START RECORDS SUPPLIED

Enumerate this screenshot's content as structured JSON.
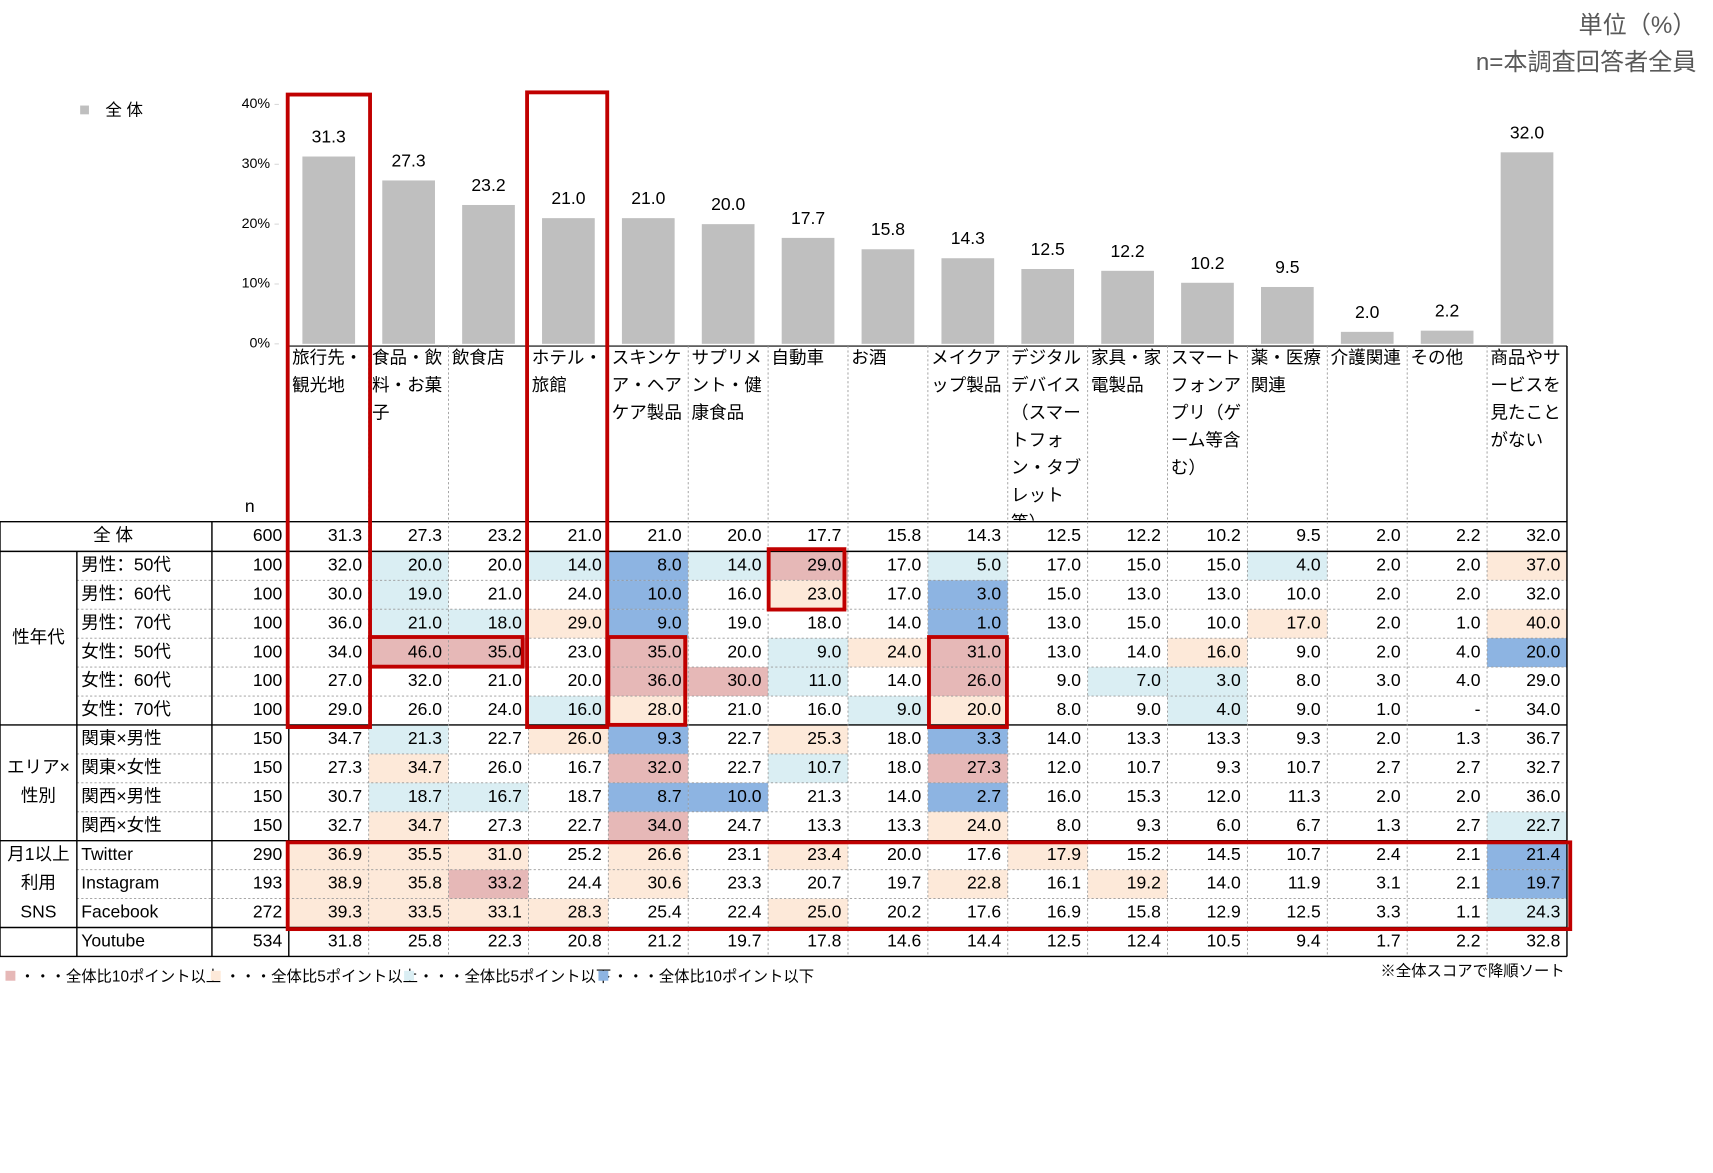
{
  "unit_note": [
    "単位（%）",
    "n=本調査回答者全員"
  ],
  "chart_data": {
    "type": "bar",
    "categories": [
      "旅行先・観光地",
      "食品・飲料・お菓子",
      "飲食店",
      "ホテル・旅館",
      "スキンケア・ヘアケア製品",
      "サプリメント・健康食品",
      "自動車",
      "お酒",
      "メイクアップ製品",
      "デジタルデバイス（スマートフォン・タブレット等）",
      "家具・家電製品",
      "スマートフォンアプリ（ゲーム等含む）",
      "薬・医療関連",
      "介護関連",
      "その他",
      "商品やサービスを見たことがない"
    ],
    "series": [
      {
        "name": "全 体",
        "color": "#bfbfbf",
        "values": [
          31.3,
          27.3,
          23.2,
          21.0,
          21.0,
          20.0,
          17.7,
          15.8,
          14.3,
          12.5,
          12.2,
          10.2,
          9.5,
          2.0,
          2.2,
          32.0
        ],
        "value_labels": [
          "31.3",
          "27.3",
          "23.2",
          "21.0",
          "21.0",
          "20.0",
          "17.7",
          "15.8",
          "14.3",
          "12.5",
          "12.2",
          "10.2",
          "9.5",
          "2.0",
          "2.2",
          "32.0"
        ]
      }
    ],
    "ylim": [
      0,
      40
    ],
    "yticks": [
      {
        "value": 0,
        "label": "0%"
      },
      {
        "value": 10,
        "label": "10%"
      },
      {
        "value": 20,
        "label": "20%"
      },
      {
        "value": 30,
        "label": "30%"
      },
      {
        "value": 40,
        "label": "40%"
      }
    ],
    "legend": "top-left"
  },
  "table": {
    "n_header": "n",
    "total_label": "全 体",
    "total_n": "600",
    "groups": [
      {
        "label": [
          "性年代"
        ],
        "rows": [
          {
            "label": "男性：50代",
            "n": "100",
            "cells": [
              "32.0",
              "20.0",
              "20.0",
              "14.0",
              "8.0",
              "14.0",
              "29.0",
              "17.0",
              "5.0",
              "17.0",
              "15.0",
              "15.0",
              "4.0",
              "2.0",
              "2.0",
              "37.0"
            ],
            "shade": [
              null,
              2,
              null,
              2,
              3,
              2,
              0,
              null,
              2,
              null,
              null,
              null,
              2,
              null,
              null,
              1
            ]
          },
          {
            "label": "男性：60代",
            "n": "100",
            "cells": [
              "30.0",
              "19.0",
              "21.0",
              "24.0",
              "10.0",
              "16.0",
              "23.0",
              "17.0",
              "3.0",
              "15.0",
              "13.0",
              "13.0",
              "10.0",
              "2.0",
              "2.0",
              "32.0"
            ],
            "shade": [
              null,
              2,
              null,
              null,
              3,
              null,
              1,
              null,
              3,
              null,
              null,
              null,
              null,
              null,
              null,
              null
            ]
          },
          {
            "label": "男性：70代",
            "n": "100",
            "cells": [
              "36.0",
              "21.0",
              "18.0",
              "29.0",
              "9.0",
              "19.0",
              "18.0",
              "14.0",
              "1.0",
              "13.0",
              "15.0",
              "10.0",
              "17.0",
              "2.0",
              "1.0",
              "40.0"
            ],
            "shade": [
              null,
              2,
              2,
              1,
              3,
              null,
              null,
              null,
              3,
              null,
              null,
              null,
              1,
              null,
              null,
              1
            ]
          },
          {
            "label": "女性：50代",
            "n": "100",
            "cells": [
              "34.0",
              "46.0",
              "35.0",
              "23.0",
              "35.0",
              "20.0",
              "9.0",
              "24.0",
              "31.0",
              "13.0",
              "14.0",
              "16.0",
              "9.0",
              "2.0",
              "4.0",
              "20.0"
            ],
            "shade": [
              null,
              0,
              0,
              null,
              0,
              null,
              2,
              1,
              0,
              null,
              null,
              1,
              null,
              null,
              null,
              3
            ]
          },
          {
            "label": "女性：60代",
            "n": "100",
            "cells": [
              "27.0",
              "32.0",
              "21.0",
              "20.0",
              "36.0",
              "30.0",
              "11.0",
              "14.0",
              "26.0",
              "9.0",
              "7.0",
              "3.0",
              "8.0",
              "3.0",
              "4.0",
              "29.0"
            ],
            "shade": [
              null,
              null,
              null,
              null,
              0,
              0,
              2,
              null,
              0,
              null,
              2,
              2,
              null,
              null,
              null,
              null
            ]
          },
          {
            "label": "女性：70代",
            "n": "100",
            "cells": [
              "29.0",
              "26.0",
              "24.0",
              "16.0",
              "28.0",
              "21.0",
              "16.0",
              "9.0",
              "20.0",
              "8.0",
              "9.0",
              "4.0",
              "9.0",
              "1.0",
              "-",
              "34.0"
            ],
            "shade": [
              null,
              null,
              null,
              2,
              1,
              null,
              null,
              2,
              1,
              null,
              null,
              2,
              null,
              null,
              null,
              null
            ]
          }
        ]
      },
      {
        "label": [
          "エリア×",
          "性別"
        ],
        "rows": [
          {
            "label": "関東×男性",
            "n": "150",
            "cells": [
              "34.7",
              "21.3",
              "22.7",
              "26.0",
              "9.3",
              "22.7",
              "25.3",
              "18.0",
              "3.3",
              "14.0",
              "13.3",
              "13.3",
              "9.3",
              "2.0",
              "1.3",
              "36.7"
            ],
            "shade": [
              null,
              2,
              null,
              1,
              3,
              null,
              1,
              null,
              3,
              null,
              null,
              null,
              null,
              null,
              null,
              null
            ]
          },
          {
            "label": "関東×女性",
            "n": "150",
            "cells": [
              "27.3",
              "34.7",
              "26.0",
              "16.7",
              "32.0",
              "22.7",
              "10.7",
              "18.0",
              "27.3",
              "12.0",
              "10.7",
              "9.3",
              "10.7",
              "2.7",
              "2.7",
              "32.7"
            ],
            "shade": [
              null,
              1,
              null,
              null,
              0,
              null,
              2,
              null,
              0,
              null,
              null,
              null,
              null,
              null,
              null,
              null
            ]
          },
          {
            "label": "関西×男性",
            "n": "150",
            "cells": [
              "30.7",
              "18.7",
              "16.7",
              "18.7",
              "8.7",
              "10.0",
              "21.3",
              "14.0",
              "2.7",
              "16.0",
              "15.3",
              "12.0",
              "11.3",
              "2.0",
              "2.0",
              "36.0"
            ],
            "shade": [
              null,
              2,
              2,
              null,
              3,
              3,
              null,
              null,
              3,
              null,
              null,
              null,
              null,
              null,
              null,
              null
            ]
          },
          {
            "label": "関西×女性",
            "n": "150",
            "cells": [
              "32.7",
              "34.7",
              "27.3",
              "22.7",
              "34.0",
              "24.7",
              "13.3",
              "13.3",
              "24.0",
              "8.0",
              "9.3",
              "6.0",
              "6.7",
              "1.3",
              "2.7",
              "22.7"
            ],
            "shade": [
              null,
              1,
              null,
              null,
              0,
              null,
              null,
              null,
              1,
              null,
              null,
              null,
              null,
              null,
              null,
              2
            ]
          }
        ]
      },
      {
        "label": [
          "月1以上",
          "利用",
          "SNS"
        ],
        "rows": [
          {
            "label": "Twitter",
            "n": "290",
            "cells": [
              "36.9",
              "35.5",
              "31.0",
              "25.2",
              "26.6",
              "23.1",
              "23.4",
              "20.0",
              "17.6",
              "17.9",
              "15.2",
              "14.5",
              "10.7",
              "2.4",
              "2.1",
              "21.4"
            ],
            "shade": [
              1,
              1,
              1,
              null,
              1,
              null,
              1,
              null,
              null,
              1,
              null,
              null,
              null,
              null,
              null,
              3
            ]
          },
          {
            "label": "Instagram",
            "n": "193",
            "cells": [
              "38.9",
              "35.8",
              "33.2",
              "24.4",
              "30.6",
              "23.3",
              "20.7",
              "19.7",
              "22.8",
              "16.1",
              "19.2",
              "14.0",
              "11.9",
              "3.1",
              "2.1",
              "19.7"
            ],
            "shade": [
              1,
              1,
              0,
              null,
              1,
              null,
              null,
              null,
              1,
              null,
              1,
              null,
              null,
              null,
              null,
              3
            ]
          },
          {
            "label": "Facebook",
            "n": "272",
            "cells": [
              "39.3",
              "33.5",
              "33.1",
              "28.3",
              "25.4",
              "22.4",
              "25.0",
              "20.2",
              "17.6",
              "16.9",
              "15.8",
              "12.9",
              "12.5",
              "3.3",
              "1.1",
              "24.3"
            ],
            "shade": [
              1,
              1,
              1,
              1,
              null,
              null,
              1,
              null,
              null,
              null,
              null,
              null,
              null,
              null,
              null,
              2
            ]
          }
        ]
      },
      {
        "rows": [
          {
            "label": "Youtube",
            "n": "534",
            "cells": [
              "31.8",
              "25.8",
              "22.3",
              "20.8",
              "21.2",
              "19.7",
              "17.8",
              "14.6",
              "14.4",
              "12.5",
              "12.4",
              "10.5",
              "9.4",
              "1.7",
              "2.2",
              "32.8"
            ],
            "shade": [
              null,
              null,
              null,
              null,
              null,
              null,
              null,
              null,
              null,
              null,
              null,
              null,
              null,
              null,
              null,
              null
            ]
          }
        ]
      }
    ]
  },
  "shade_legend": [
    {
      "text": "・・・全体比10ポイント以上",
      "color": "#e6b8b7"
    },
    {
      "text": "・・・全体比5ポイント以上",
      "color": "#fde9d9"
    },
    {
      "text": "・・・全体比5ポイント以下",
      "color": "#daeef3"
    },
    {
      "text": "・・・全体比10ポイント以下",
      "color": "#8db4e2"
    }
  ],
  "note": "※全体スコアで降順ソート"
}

END RECORDS SUPPLIED
START RECORDS SUPPLIED

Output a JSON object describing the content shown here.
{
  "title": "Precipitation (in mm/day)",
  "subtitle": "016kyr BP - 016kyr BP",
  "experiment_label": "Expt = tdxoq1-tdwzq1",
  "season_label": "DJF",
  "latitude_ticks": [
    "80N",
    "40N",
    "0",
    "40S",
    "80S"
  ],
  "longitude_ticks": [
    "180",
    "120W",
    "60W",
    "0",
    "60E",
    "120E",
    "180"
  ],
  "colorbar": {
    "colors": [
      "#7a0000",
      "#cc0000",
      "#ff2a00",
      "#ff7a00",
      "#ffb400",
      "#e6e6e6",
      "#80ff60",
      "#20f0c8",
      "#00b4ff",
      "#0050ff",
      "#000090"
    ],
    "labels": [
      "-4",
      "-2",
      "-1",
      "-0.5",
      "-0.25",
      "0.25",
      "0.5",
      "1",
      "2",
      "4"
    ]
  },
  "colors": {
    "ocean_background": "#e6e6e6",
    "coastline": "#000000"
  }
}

END RECORDS SUPPLIED

THE REQUEST
Scan the records for the string "JSON". Copy each line in which it appears.

ANSWER TO THE EXERCISE
Enumerate this screenshot's content as structured JSON.
Output a JSON object describing the content shown here.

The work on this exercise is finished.